* Task description:
Copy each line that has the string "объектов" somewhere in it.
= = = = = = =
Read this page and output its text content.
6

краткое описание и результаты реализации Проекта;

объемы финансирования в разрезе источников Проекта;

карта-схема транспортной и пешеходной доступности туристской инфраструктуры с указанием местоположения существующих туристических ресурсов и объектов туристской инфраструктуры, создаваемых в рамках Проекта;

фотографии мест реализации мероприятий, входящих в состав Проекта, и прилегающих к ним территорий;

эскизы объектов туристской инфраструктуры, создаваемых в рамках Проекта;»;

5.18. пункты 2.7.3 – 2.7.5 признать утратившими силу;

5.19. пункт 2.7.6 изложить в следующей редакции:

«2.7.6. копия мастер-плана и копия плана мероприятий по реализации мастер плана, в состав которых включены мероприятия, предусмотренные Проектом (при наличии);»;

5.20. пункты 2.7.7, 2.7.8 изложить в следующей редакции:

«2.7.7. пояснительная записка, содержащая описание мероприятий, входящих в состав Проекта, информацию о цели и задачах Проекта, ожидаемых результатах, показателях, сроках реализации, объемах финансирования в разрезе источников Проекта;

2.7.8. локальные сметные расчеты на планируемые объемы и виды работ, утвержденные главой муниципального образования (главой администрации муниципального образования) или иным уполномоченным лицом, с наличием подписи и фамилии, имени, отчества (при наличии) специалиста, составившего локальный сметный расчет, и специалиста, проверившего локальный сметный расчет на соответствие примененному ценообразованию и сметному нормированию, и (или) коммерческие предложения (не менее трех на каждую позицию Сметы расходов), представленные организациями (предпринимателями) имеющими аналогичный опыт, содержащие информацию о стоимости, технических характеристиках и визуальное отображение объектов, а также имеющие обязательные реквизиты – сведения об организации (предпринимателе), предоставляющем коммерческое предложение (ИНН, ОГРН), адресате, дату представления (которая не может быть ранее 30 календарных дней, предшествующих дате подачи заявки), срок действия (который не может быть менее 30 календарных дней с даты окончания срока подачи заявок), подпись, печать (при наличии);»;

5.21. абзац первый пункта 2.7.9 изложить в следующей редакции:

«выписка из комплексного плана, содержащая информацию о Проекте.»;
= = = = = = =
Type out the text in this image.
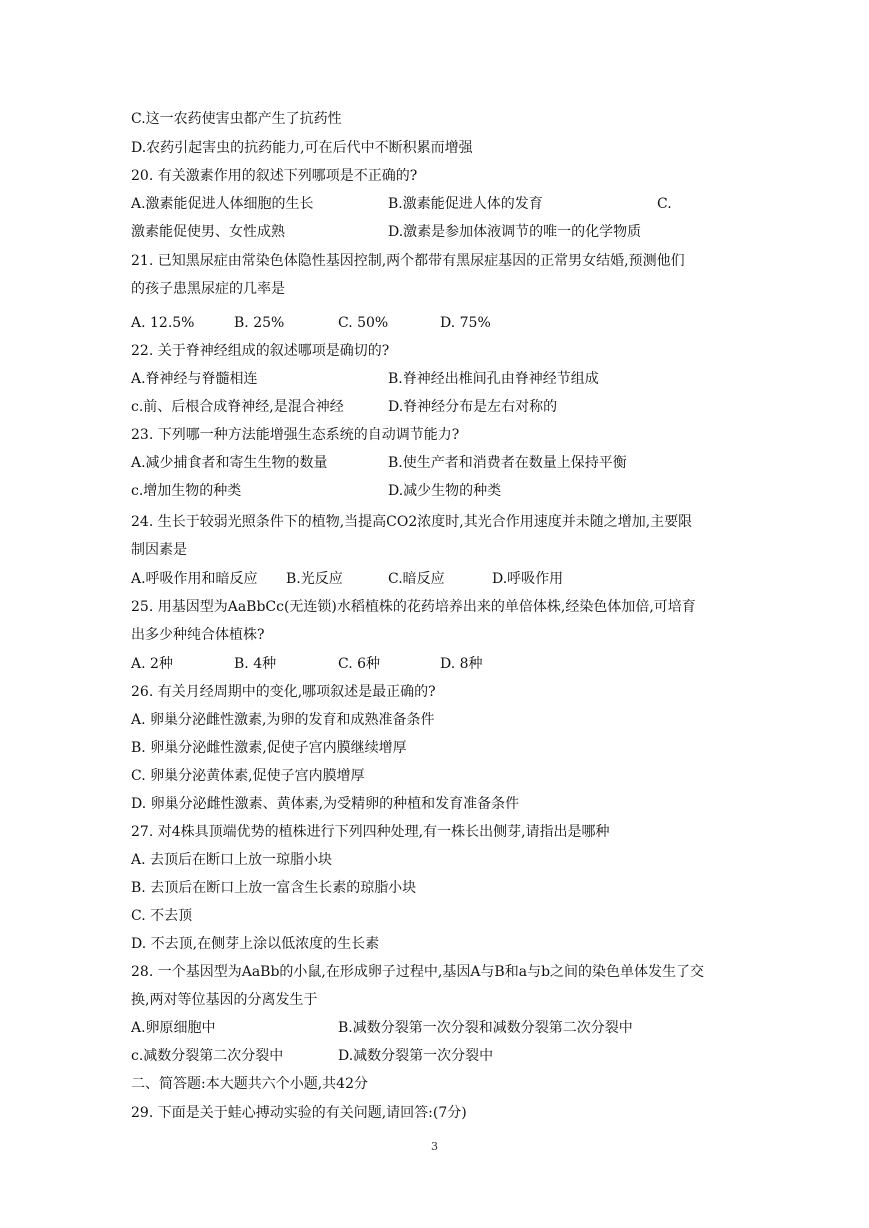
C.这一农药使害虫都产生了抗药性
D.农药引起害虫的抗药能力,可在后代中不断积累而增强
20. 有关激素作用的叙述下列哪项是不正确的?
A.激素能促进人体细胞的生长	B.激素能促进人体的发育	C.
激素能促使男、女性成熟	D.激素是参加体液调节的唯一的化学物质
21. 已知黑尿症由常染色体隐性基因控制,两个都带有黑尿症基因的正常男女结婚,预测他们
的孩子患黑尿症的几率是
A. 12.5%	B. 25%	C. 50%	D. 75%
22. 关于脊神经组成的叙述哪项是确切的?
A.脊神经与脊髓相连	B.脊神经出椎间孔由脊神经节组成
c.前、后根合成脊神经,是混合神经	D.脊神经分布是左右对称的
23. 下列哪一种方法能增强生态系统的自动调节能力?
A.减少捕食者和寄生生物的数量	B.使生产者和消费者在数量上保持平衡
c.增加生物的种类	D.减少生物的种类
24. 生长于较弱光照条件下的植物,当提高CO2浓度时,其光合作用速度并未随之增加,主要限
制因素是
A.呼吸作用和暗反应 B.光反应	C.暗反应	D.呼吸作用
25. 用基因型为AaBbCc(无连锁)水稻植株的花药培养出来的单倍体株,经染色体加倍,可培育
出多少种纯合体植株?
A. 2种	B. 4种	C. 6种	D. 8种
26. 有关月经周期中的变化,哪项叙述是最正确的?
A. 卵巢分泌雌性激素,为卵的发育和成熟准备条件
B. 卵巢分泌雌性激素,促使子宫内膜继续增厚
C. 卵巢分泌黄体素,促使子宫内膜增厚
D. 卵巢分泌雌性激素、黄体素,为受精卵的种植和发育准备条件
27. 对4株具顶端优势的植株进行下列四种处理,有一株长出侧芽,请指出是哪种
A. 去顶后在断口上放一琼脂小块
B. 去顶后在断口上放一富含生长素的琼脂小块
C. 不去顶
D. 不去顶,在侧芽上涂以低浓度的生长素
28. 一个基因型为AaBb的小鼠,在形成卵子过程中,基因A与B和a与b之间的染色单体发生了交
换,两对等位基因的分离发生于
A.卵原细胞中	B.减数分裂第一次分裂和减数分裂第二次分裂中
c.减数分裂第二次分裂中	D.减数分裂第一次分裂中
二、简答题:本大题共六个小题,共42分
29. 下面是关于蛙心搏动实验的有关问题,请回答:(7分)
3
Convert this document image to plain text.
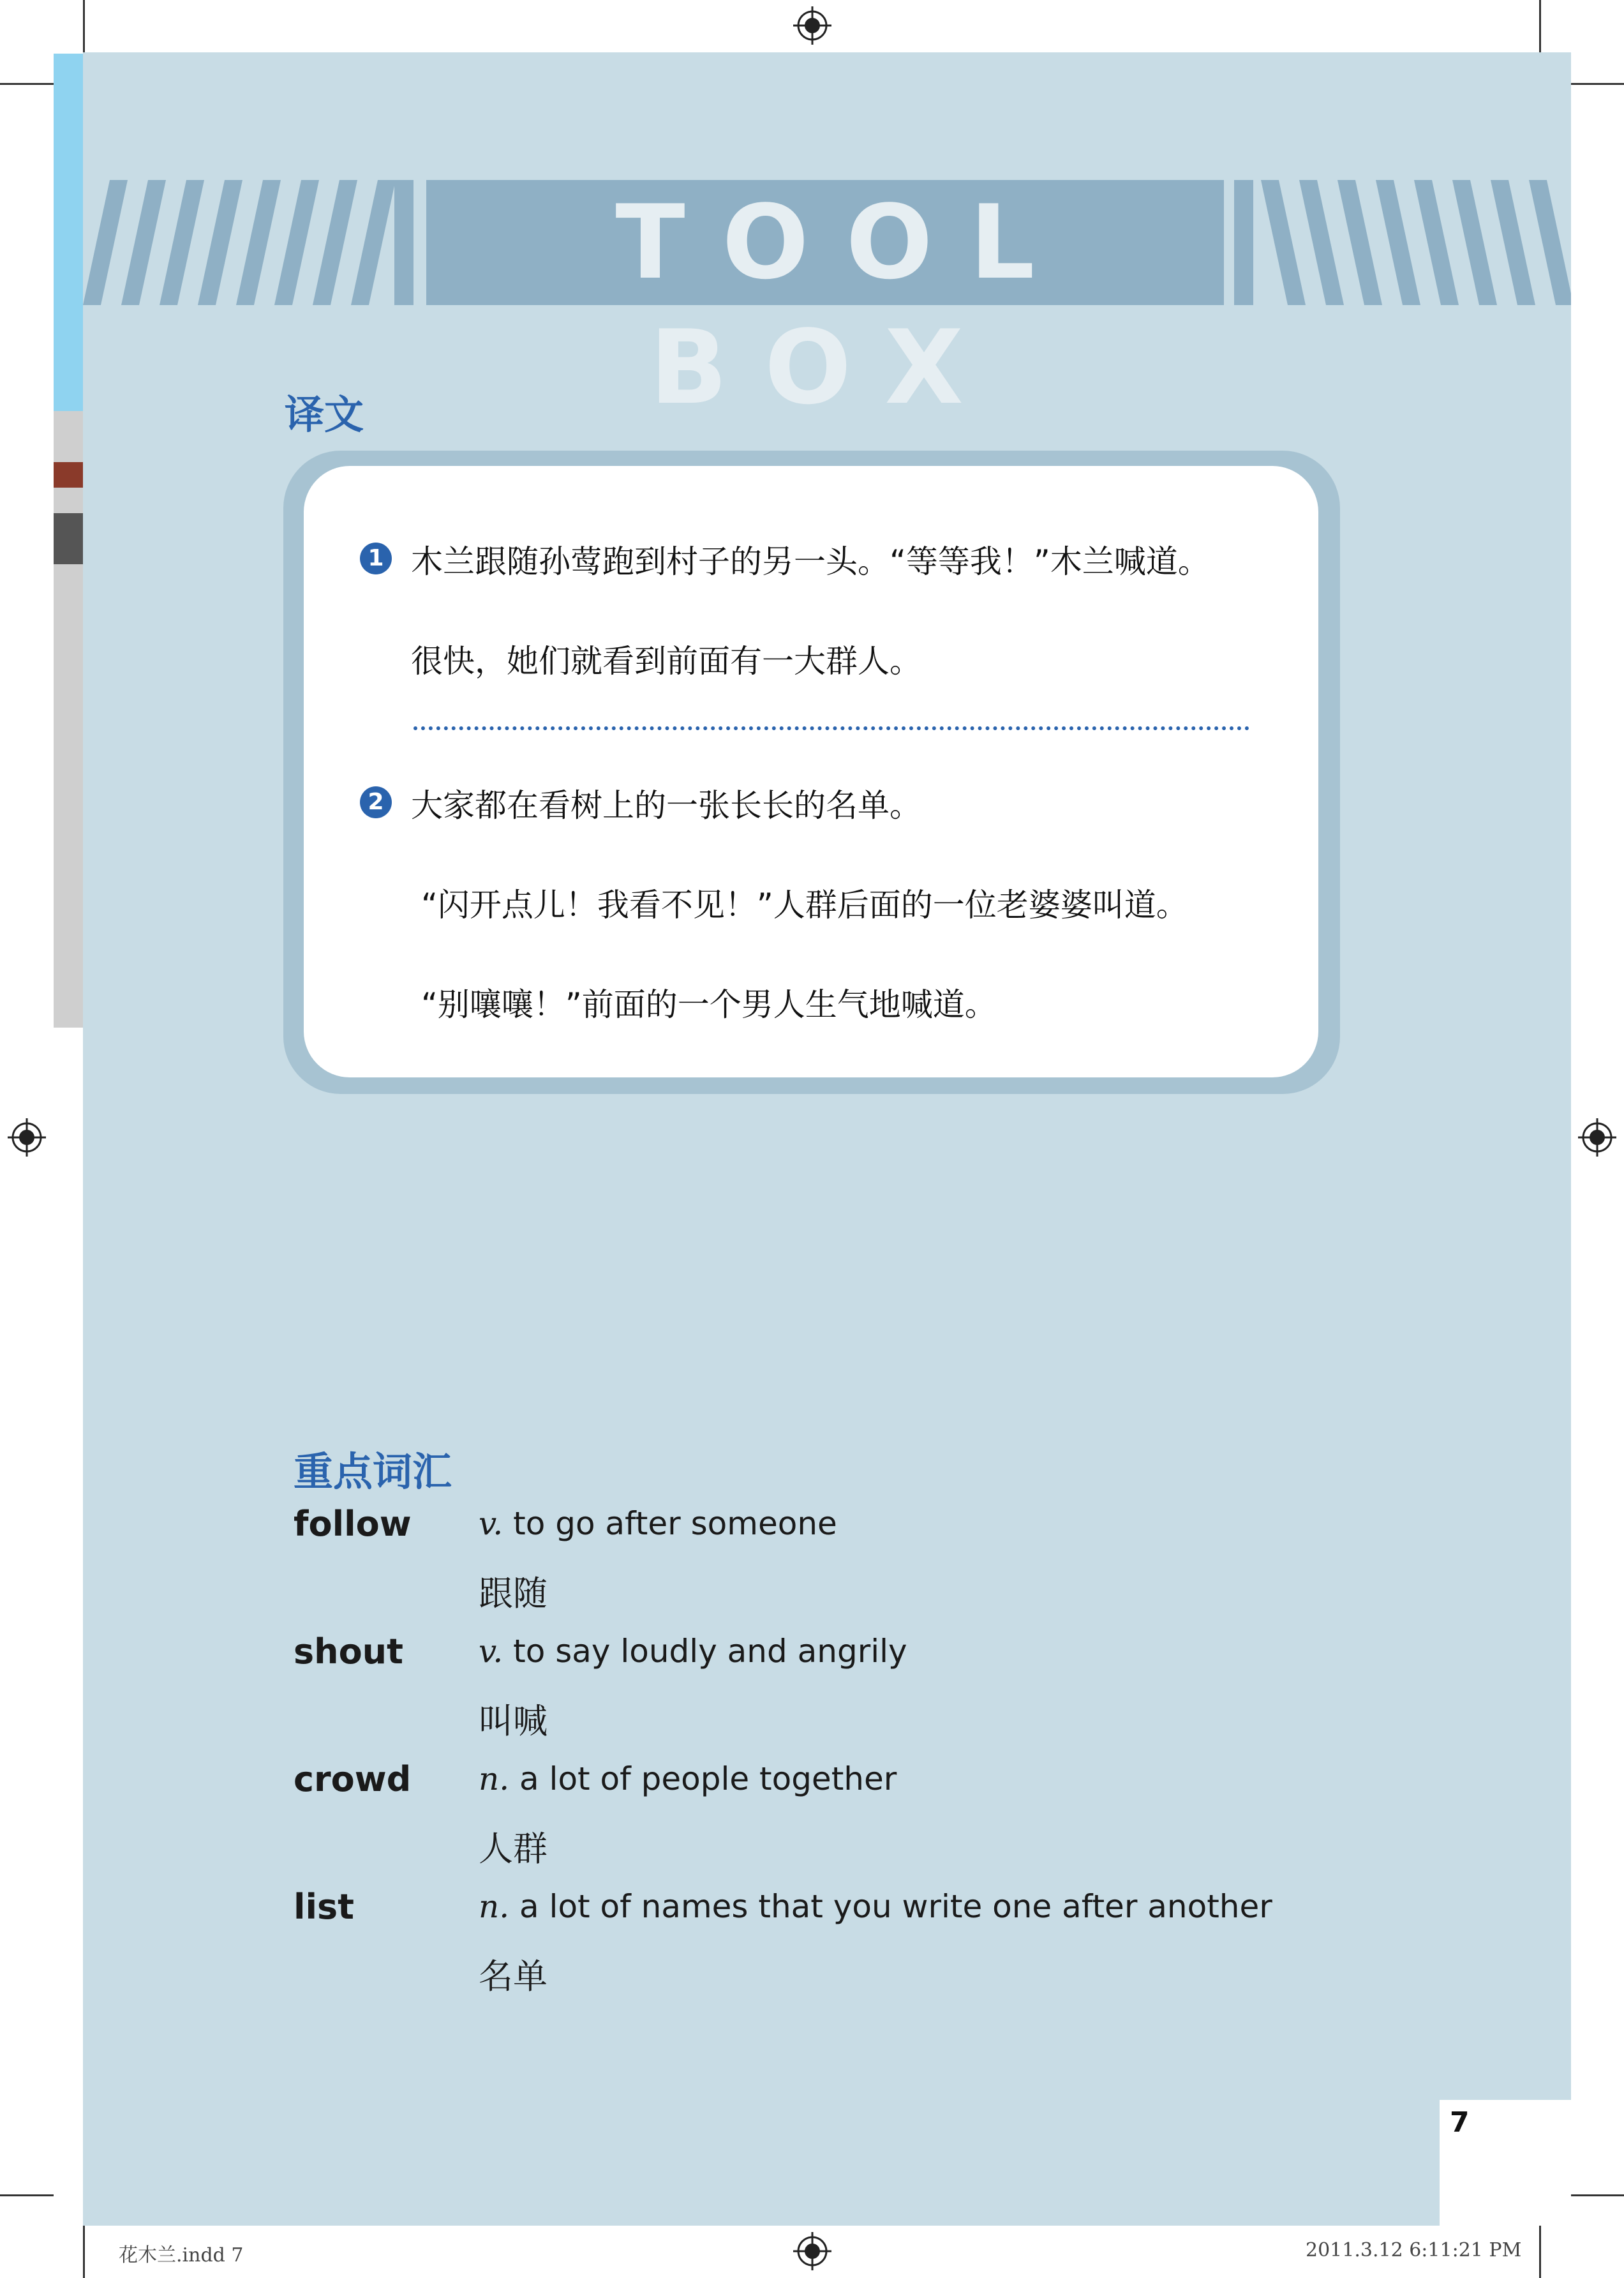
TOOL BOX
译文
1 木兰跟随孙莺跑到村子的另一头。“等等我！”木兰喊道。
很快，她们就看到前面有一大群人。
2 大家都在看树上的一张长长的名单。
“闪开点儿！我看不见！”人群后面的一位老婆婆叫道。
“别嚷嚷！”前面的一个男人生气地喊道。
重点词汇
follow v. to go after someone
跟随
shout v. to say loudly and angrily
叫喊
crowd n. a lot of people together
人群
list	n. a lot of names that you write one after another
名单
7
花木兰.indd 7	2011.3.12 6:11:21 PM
= = = = = = =
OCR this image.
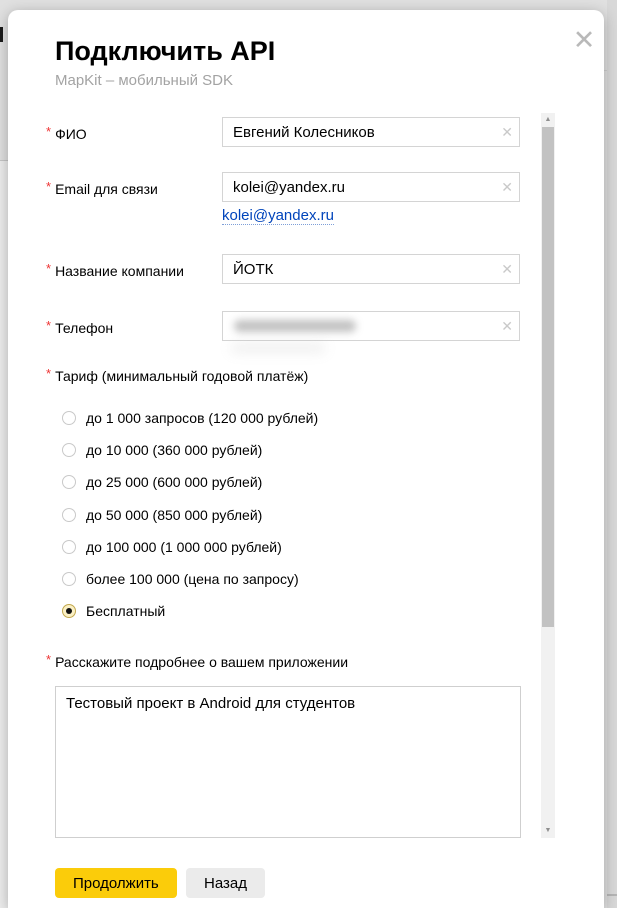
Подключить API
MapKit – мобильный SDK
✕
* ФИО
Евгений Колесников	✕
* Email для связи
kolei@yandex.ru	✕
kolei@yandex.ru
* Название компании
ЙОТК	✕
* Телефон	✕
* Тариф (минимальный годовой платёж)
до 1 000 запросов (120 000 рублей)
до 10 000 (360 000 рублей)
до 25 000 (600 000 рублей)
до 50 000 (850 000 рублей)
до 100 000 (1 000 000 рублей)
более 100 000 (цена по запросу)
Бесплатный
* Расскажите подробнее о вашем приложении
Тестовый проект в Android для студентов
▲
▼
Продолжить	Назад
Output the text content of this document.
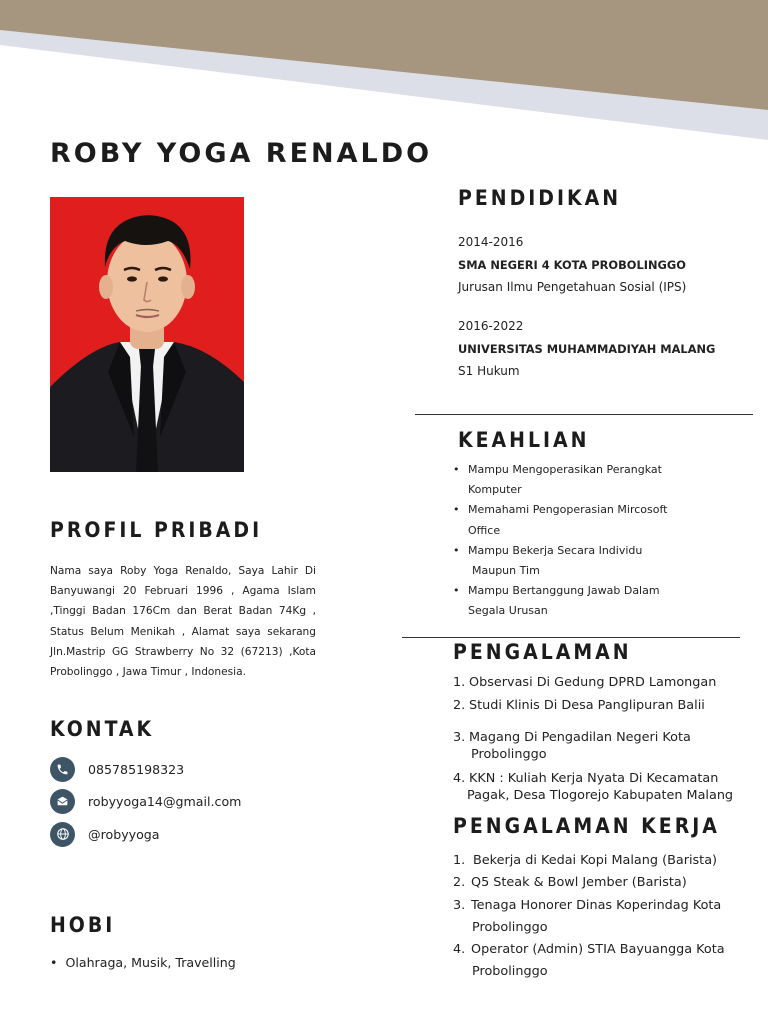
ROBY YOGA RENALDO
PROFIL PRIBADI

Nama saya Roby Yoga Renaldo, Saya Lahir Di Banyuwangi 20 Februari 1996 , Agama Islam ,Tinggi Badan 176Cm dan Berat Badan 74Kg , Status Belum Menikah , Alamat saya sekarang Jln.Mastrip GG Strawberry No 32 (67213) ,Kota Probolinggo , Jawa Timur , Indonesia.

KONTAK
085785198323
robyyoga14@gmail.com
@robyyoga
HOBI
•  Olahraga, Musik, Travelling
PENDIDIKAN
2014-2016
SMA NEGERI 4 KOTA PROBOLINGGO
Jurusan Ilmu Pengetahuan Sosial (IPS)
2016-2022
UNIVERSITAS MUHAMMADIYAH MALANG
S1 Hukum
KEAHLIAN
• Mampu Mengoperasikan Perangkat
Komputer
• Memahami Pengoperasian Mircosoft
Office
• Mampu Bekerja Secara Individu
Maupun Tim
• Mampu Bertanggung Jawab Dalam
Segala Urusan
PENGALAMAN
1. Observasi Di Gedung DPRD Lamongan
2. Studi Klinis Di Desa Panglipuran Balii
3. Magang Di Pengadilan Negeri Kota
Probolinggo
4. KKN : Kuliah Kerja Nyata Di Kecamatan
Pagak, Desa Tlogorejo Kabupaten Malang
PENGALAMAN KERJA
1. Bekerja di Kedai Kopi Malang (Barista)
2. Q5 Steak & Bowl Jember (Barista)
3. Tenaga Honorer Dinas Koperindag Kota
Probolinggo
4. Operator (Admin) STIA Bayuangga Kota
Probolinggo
= = = = = = =
* Expected answer:
карта-схема транспортной и пешеходной доступности туристской инфраструктуры с указанием местоположения существующих туристических ресурсов и объектов туристской инфраструктуры, создаваемых в рамках Проекта;
эскизы объектов туристской инфраструктуры, создаваемых в рамках Проекта;»;
2.7.8. локальные сметные расчеты на планируемые объемы и виды работ, утвержденные главой муниципального образования (главой администрации муниципального образования) или иным уполномоченным лицом, с наличием подписи и фамилии, имени, отчества (при наличии) специалиста, составившего локальный сметный расчет, и специалиста, проверившего локальный сметный расчет на соответствие примененному ценообразованию и сметному нормированию, и (или) коммерческие предложения (не менее трех на каждую позицию Сметы расходов), представленные организациями (предпринимателями) имеющими аналогичный опыт, содержащие информацию о стоимости, технических характеристиках и визуальное отображение объектов, а также имеющие обязательные реквизиты – сведения об организации (предпринимателе), предоставляющем коммерческое предложение (ИНН, ОГРН), адресате, дату представления (которая не может быть ранее 30 календарных дней, предшествующих дате подачи заявки), срок действия (который не может быть менее 30 календарных дней с даты окончания срока подачи заявок), подпись, печать (при наличии);»;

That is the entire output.